Saved entries:
= = = = = = =

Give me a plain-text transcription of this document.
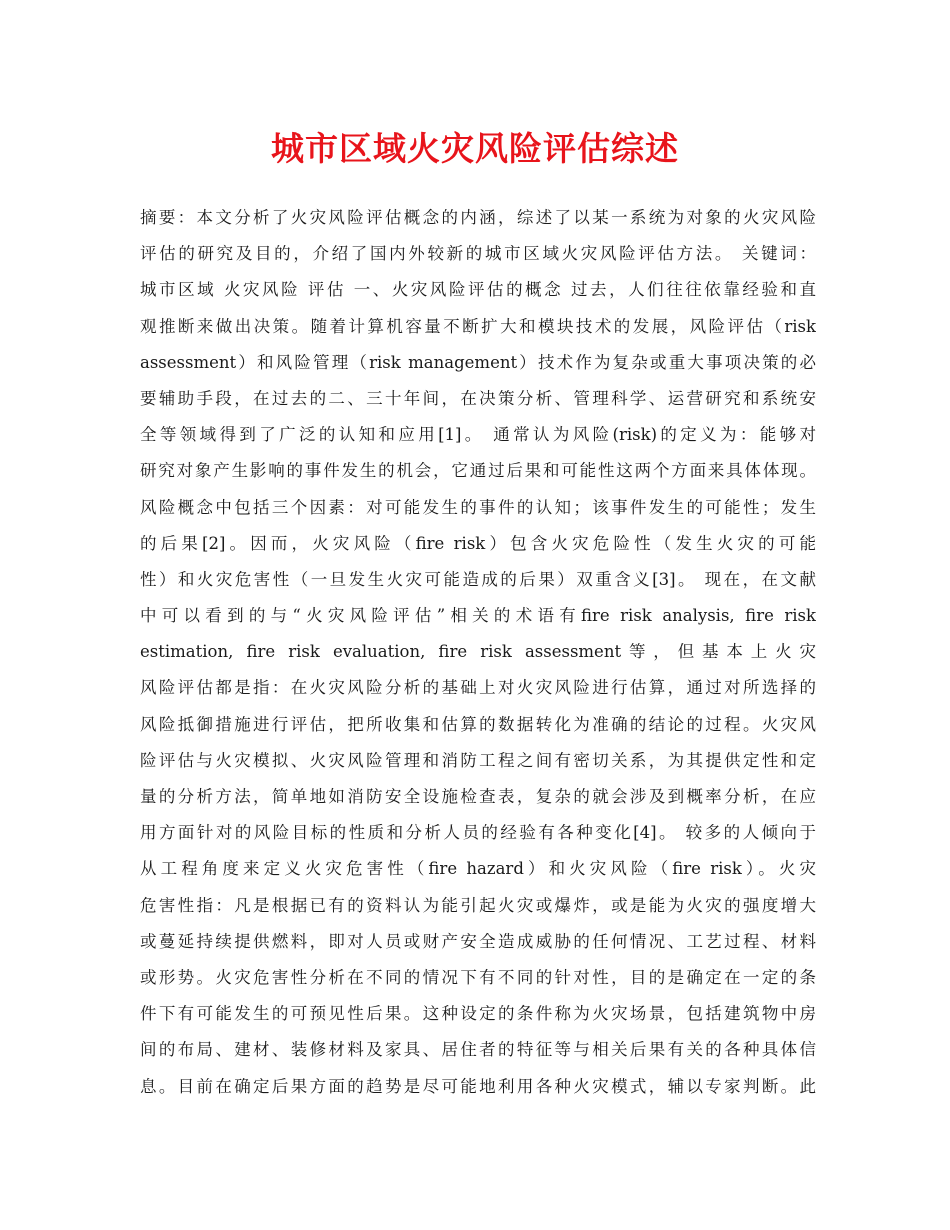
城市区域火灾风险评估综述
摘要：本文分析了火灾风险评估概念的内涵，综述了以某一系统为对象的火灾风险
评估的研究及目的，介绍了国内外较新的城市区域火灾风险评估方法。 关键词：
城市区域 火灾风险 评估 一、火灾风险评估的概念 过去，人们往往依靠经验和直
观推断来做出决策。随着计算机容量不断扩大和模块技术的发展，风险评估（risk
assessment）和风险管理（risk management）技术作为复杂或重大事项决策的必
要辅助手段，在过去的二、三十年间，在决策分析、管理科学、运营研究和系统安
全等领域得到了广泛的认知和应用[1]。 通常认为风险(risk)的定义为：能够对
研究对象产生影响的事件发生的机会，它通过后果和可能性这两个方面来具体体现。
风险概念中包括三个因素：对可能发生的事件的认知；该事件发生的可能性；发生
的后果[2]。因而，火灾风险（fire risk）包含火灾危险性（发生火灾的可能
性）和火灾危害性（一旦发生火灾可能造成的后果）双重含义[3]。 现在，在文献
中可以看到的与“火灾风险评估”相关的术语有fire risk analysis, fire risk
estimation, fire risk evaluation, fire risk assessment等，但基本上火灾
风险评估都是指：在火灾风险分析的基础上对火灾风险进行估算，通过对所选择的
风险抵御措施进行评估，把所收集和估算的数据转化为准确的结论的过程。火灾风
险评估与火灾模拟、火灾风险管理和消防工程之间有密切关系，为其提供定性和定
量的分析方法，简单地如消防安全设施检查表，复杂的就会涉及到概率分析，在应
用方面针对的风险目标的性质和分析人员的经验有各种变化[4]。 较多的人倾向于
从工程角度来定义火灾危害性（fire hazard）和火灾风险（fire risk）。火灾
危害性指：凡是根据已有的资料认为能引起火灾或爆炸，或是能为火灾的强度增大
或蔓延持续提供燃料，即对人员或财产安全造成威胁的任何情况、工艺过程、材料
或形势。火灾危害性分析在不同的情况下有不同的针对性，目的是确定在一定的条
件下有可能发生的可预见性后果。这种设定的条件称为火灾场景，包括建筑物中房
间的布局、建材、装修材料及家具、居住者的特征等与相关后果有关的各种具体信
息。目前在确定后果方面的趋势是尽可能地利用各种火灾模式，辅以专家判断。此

= = = = = = =

Tally the lines that hold the string "risk" and state the total, nothing more.

7